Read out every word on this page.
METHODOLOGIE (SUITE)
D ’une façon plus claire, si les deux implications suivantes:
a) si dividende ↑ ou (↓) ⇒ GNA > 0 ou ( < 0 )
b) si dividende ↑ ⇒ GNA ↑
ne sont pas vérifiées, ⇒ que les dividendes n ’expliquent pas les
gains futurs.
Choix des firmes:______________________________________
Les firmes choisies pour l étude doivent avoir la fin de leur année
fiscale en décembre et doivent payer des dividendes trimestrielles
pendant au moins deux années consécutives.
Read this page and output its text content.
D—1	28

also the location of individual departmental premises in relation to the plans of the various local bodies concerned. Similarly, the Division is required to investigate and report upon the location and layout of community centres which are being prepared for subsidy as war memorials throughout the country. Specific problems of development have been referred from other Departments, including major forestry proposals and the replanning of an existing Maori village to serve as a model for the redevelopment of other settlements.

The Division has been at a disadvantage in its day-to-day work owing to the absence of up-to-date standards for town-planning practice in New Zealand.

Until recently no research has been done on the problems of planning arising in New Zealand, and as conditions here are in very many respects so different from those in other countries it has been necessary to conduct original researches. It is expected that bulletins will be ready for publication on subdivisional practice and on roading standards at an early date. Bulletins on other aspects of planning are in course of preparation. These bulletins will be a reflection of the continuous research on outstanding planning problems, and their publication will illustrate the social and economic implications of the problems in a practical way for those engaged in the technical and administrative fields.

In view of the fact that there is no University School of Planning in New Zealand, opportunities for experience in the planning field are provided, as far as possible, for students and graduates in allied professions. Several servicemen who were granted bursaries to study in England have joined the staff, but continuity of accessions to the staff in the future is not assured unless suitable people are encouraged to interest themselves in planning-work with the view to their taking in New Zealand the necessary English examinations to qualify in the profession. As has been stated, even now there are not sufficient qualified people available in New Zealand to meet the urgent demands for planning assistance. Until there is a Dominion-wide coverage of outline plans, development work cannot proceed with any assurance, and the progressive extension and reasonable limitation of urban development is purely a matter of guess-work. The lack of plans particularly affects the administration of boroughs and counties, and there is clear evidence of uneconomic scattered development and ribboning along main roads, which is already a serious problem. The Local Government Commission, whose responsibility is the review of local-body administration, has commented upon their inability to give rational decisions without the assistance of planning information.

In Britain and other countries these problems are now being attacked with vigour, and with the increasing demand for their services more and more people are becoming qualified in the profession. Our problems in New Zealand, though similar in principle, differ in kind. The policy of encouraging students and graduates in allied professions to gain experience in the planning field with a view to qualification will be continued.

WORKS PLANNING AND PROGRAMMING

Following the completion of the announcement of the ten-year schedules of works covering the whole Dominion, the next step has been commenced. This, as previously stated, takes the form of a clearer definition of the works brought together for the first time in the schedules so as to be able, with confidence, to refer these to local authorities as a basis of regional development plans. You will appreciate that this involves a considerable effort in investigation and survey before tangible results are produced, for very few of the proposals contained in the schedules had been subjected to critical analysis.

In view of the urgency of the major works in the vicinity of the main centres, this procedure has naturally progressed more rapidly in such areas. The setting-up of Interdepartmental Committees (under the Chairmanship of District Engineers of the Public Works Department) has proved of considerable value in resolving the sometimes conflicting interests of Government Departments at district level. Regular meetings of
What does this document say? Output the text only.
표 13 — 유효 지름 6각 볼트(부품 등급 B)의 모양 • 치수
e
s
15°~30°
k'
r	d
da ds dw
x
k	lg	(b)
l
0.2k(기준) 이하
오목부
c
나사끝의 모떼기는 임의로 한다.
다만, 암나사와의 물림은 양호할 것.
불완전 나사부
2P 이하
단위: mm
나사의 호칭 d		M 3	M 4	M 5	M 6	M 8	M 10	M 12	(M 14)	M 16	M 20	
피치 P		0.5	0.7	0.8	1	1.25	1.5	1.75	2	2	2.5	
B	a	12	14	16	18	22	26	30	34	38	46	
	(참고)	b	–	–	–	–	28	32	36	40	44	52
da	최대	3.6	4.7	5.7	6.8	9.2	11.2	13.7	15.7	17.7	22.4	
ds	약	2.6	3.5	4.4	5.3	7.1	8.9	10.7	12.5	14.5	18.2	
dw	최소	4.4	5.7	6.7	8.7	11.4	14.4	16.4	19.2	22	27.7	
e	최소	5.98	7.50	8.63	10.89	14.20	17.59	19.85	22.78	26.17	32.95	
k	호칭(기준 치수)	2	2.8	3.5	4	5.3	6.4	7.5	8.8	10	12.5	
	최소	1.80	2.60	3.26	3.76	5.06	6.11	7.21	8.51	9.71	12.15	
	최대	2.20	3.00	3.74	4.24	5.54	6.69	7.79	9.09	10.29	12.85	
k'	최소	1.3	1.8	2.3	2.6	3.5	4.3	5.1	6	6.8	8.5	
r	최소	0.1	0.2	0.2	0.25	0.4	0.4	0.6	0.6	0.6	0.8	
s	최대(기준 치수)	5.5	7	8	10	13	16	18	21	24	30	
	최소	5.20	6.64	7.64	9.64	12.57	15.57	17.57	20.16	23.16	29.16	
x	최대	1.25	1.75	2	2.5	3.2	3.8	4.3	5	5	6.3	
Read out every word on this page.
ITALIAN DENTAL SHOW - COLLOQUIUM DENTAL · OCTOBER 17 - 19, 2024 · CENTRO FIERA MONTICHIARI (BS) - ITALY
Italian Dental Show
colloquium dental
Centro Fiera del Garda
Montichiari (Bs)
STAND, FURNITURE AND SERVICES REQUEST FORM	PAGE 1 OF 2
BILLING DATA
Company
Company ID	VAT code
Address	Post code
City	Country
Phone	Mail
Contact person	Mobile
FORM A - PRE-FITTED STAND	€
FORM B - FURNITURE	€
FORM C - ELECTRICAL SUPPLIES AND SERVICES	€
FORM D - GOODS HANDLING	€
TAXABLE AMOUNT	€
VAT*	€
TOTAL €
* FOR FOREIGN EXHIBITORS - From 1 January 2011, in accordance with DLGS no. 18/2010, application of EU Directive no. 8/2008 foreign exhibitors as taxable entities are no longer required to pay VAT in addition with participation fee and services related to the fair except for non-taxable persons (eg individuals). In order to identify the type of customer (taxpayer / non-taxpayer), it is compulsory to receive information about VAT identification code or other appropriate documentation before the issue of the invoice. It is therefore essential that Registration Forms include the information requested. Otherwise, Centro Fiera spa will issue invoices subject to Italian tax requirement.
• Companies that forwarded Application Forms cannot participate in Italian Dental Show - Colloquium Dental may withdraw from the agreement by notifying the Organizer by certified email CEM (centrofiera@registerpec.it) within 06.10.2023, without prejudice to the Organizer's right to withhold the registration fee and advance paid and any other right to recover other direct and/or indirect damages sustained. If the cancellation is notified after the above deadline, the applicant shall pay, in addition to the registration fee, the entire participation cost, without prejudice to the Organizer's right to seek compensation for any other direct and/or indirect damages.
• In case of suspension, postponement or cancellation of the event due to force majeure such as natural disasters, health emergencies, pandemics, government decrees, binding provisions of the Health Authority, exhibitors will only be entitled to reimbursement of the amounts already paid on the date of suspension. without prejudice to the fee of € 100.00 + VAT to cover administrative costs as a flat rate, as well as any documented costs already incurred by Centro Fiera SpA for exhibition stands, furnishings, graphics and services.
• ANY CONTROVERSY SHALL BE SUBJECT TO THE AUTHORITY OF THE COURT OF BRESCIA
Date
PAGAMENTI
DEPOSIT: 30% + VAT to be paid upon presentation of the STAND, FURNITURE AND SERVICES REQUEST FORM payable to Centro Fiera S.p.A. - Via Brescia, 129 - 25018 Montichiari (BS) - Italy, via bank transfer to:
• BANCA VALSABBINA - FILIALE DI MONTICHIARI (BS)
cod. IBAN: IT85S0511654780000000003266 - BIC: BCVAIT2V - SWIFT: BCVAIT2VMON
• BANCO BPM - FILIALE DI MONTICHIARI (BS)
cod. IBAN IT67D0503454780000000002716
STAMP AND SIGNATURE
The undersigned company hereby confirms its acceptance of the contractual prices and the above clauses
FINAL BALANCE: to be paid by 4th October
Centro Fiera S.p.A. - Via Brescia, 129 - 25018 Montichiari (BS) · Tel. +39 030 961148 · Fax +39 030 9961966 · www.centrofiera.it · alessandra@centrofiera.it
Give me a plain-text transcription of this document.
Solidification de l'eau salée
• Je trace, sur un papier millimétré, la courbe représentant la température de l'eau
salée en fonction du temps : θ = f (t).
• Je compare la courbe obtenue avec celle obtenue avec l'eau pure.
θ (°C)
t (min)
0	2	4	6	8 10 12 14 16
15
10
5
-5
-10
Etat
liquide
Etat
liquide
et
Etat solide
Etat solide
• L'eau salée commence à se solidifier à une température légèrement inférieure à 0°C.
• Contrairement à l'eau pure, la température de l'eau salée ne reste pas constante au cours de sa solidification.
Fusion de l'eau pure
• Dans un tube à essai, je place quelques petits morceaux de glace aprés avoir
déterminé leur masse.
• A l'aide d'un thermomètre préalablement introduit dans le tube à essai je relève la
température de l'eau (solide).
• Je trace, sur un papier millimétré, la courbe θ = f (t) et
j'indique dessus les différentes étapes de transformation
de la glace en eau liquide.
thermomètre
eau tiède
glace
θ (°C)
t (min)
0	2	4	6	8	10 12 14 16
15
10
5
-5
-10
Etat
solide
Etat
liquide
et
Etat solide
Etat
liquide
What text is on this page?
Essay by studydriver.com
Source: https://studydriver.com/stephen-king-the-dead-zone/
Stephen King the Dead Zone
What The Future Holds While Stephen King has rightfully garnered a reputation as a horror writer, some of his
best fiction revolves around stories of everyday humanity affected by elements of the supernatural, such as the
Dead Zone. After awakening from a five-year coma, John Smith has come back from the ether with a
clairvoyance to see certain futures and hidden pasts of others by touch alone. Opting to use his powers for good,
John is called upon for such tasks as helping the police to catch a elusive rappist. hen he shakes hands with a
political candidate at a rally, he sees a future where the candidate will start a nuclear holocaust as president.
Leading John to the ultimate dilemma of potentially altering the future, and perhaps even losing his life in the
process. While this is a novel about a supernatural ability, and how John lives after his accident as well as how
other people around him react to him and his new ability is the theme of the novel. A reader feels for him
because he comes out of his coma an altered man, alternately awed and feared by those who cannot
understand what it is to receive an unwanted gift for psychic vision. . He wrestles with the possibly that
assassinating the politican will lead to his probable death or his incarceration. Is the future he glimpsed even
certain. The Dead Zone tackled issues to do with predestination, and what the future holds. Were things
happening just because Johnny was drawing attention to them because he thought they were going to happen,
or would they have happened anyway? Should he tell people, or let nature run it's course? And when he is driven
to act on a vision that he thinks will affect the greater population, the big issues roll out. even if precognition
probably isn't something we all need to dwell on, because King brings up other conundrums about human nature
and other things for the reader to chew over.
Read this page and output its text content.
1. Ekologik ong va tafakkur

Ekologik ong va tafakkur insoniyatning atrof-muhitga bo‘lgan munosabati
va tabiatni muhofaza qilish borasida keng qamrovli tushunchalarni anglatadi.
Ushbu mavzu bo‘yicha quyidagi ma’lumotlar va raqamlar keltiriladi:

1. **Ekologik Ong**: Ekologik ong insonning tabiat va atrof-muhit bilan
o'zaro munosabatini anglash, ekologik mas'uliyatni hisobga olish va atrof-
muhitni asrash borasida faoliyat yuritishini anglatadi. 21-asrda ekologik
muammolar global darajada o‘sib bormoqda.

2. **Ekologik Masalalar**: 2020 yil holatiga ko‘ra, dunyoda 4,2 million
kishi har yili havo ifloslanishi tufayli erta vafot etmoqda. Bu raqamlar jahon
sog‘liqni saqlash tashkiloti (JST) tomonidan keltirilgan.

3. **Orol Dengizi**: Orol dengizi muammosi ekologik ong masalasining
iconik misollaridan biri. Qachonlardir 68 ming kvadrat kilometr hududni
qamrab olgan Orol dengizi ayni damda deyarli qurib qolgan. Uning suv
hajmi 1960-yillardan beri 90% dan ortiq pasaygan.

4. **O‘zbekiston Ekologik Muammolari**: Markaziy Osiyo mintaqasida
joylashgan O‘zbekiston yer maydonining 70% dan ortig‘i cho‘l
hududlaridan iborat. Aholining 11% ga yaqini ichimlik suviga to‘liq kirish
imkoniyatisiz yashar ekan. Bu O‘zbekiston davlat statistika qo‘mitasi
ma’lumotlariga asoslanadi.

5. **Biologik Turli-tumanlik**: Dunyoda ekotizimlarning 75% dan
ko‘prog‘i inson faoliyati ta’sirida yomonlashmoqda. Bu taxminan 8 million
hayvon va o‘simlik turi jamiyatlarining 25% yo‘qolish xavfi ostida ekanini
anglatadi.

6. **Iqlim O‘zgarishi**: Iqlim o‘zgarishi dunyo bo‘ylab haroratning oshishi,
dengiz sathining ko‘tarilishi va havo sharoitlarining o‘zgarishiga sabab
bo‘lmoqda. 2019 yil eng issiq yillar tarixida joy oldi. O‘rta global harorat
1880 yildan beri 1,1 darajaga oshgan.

________________________

* _Short task_: Copy the lines from the entries above in which the word "atrof" appears.

* _Output for this task_:
Ekologik ong va tafakkur insoniyatning atrof-muhitga bo‘lgan munosabati
1. **Ekologik Ong**: Ekologik ong insonning tabiat va atrof-muhit bilan
o'zaro munosabatini anglash, ekologik mas'uliyatni hisobga olish va atrof-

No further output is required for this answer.